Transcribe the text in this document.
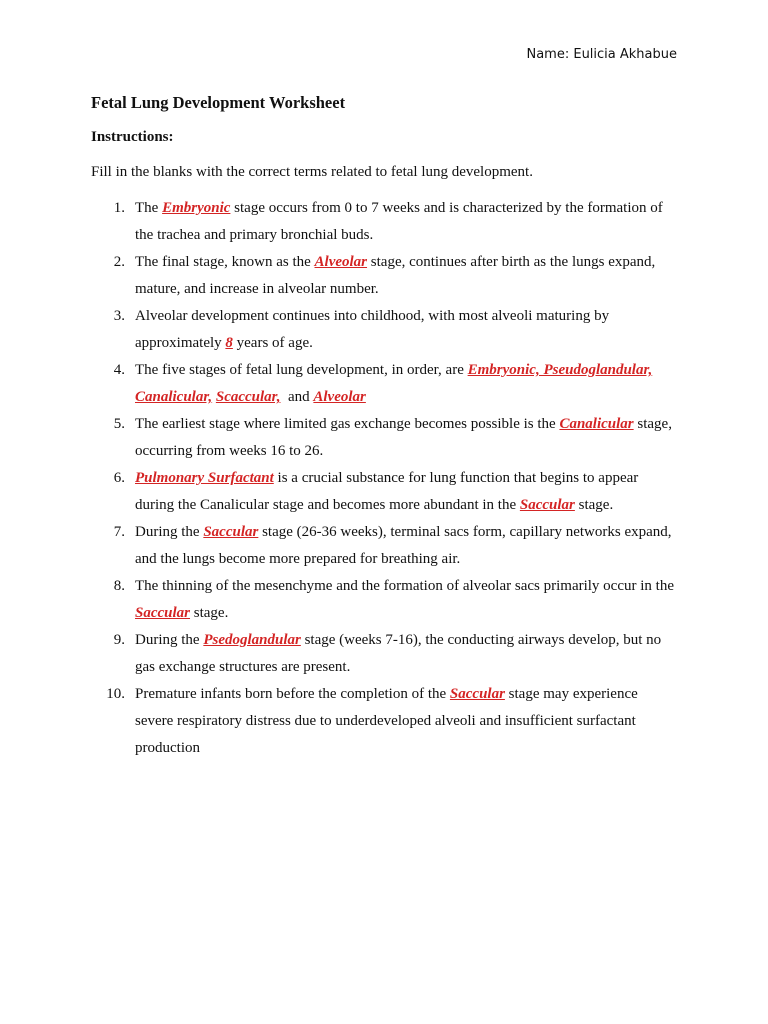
Name: Eulicia Akhabue
Fetal Lung Development Worksheet
Instructions:
Fill in the blanks with the correct terms related to fetal lung development.
1. The Embryonic stage occurs from 0 to 7 weeks and is characterized by the formation of the trachea and primary bronchial buds.
2. The final stage, known as the Alveolar stage, continues after birth as the lungs expand, mature, and increase in alveolar number.
3. Alveolar development continues into childhood, with most alveoli maturing by approximately 8 years of age.
4. The five stages of fetal lung development, in order, are Embryonic, Pseudoglandular, Canalicular, Scaccular,  and Alveolar
5. The earliest stage where limited gas exchange becomes possible is the Canalicular stage, occurring from weeks 16 to 26.
6. Pulmonary Surfactant is a crucial substance for lung function that begins to appear during the Canalicular stage and becomes more abundant in the Saccular stage.
7. During the Saccular stage (26-36 weeks), terminal sacs form, capillary networks expand, and the lungs become more prepared for breathing air.
8. The thinning of the mesenchyme and the formation of alveolar sacs primarily occur in the Saccular stage.
9. During the Psedoglandular stage (weeks 7-16), the conducting airways develop, but no gas exchange structures are present.
10. Premature infants born before the completion of the Saccular stage may experience severe respiratory distress due to underdeveloped alveoli and insufficient surfactant production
══════════════════════════════
| TO BE DONE |
Retype the listing exactly. Pictures do not belong in the copy.

| TASK ANSWER |
Transcribe the text in this document.
Name: Eulicia Akhabue
Fetal Lung Development Worksheet
Instructions:
Fill in the blanks with the correct terms related to fetal lung development.
1. The Embryonic stage occurs from 0 to 7 weeks and is characterized by the formation of the trachea and primary bronchial buds.
2. The final stage, known as the Alveolar stage, continues after birth as the lungs expand, mature, and increase in alveolar number.
3. Alveolar development continues into childhood, with most alveoli maturing by approximately 8 years of age.
4. The five stages of fetal lung development, in order, are Embryonic, Pseudoglandular, Canalicular, Scaccular,  and Alveolar
5. The earliest stage where limited gas exchange becomes possible is the Canalicular stage, occurring from weeks 16 to 26.
6. Pulmonary Surfactant is a crucial substance for lung function that begins to appear during the Canalicular stage and becomes more abundant in the Saccular stage.
7. During the Saccular stage (26-36 weeks), terminal sacs form, capillary networks expand, and the lungs become more prepared for breathing air.
8. The thinning of the mesenchyme and the formation of alveolar sacs primarily occur in the Saccular stage.
9. During the Psedoglandular stage (weeks 7-16), the conducting airways develop, but no gas exchange structures are present.
10. Premature infants born before the completion of the Saccular stage may experience severe respiratory distress due to underdeveloped alveoli and insufficient surfactant production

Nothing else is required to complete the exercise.